| Problem requirements |
Filter the listing and keep only the lines with the word "text".

| Entries provided |
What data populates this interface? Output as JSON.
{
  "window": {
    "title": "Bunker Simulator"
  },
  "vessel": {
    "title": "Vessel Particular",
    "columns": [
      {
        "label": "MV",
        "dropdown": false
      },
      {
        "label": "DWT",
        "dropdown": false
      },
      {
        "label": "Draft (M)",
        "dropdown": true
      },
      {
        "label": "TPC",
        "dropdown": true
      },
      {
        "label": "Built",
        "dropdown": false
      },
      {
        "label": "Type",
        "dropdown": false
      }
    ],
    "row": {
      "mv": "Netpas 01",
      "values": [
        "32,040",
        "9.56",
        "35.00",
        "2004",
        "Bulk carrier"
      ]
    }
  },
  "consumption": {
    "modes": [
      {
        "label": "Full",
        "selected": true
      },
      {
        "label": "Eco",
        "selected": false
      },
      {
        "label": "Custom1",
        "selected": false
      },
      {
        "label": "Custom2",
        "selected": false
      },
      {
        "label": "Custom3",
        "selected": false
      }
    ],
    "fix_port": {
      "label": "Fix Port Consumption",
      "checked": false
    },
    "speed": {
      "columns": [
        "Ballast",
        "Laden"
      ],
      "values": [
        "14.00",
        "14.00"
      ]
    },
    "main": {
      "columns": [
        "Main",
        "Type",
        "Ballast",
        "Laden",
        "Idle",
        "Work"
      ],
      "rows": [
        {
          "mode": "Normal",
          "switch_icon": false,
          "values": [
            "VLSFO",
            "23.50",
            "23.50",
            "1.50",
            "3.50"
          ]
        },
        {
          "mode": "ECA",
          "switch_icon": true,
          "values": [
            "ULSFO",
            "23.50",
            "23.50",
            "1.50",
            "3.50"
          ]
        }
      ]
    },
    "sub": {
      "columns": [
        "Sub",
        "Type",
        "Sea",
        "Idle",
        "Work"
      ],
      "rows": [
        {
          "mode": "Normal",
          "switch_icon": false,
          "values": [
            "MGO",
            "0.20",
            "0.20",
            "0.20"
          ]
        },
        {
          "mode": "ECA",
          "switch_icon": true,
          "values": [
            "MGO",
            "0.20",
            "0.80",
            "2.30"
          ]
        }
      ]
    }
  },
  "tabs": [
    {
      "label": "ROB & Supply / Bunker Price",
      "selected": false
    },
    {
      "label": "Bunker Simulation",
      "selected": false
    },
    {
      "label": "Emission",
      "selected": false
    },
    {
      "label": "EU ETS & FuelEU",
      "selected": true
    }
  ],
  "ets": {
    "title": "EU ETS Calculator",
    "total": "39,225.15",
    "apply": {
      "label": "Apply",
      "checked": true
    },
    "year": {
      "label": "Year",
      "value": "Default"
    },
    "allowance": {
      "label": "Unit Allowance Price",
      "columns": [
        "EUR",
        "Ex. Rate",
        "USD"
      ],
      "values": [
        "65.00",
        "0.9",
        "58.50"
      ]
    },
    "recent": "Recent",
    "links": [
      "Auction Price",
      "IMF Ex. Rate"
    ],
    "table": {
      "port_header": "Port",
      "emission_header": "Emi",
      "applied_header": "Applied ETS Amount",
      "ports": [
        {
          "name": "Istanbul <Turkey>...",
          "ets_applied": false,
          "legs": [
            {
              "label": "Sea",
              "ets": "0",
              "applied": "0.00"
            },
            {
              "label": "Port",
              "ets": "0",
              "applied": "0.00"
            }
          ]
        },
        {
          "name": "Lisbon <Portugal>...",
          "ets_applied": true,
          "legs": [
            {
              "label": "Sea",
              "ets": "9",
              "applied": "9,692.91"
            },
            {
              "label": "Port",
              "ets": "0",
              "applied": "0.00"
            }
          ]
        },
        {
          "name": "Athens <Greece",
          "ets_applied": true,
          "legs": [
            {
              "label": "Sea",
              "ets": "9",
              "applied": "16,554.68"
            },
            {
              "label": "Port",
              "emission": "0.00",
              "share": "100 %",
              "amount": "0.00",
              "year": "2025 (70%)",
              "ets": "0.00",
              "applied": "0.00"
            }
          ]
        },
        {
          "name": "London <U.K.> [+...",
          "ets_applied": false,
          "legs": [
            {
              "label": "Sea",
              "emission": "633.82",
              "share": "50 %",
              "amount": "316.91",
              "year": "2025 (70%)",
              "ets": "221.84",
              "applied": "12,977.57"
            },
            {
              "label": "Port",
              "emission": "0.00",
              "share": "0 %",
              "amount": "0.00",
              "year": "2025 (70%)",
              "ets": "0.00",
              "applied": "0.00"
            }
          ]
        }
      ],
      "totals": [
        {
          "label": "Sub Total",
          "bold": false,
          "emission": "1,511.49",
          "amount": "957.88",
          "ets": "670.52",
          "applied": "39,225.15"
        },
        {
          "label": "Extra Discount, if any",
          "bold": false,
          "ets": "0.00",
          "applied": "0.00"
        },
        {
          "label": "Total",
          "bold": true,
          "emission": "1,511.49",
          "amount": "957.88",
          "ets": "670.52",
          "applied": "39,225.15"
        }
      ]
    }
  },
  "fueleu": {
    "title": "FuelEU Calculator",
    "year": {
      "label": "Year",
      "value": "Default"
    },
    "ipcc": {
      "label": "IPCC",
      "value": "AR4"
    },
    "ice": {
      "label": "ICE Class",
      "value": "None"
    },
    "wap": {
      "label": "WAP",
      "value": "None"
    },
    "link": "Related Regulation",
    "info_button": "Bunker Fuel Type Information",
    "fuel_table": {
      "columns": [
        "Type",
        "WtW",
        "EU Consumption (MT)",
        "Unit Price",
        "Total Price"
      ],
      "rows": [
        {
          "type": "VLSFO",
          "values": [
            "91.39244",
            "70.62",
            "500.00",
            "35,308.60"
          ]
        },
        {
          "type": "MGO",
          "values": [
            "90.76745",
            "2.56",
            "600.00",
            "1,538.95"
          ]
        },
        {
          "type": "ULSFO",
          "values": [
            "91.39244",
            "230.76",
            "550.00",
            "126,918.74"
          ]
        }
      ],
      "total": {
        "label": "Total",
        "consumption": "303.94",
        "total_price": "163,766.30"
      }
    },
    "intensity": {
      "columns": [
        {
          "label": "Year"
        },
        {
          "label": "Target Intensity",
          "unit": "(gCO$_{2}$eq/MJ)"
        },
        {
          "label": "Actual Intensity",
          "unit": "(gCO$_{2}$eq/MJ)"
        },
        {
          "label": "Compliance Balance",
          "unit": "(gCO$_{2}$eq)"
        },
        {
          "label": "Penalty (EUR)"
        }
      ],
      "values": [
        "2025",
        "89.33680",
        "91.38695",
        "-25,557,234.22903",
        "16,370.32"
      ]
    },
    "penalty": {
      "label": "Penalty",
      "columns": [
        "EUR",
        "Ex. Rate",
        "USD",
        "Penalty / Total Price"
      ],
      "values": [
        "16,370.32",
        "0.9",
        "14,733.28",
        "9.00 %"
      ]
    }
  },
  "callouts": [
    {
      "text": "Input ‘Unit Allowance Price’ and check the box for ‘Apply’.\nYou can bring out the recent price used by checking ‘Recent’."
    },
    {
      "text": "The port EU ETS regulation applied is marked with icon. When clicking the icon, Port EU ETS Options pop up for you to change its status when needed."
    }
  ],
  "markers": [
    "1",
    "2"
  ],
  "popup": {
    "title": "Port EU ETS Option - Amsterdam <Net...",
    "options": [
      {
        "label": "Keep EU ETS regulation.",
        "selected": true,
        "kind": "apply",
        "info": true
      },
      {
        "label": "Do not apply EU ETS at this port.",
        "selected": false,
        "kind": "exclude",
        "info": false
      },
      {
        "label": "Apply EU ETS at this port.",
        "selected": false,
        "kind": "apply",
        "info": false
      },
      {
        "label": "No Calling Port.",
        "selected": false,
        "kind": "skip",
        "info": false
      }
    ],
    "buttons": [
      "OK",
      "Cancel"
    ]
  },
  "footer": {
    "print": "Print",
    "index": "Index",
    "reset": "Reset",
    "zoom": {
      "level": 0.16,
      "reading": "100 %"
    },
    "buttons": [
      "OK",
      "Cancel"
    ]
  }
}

| Solution to the exercise |
      "text": "Input ‘Unit Allowance Price’ and check the box for ‘Apply’.\nYou can bring out the recent price used by checking ‘Recent’."
      "text": "The port EU ETS regulation applied is marked with icon. When clicking the icon, Port EU ETS Options pop up for you to change its status when needed."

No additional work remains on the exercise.